>> start
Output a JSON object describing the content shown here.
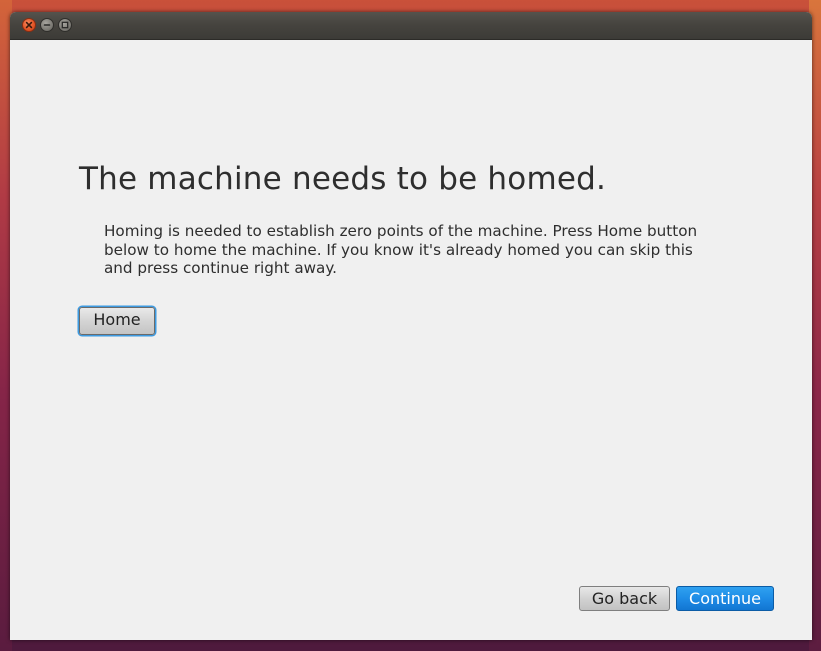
{
  "window": {
    "controls": {
      "close_icon": "close-icon",
      "minimize_icon": "minimize-icon",
      "maximize_icon": "maximize-icon"
    }
  },
  "main": {
    "heading": "The machine needs to be homed.",
    "description": "Homing is needed to establish zero points of the machine. Press Home button below to home the machine. If you know it's already homed you can skip this and press continue right away.",
    "home_button_label": "Home"
  },
  "footer": {
    "back_label": "Go back",
    "continue_label": "Continue"
  },
  "colors": {
    "background": "#f0f0f0",
    "text": "#2e2e2e",
    "accent": "#1e8ce6",
    "focus_ring": "#3d9ae0",
    "close_button": "#e45627",
    "titlebar": "#46443f"
  }
}
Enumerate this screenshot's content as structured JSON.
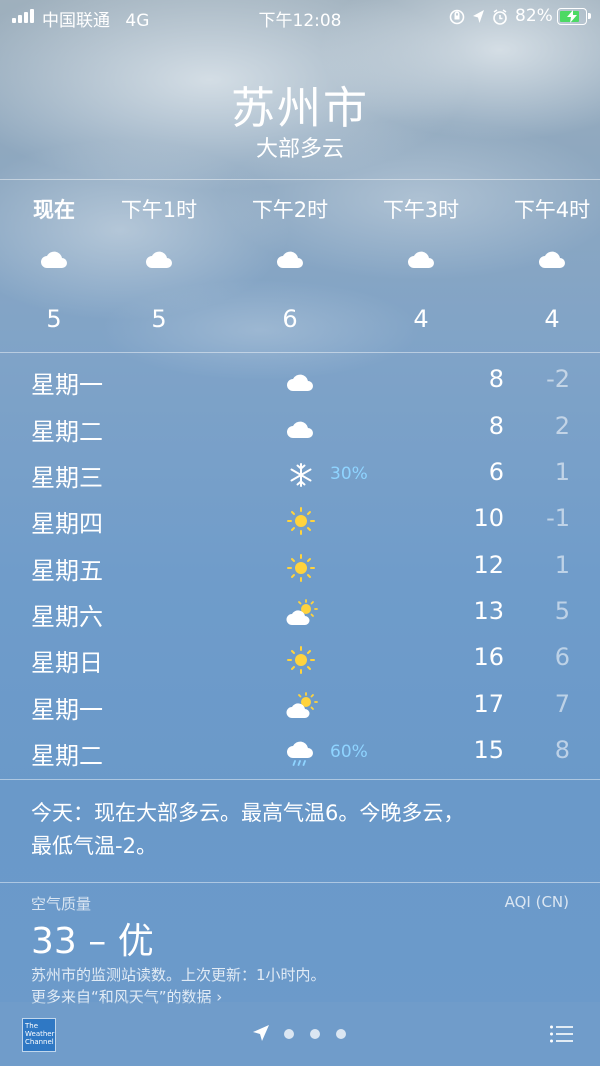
>> end
* **AIM OF THE EXERCISE**
Without the pictures, print the whole listing exactly as given.

* **OUTPUT OF THE EXERCISE**
Output a JSON object describing the content shown here.
{
  "window": {
    "controls": {
      "close_icon": "close-icon",
      "minimize_icon": "minimize-icon",
      "maximize_icon": "maximize-icon"
    }
  },
  "main": {
    "heading": "The machine needs to be homed.",
    "description": "Homing is needed to establish zero points of the machine. Press Home button below to home the machine. If you know it's already homed you can skip this and press continue right away.",
    "home_button_label": "Home"
  },
  "footer": {
    "back_label": "Go back",
    "continue_label": "Continue"
  },
  "colors": {
    "background": "#f0f0f0",
    "text": "#2e2e2e",
    "accent": "#1e8ce6",
    "focus_ring": "#3d9ae0",
    "close_button": "#e45627",
    "titlebar": "#46443f"
  }
}
Enumerate this screenshot's content as structured JSON.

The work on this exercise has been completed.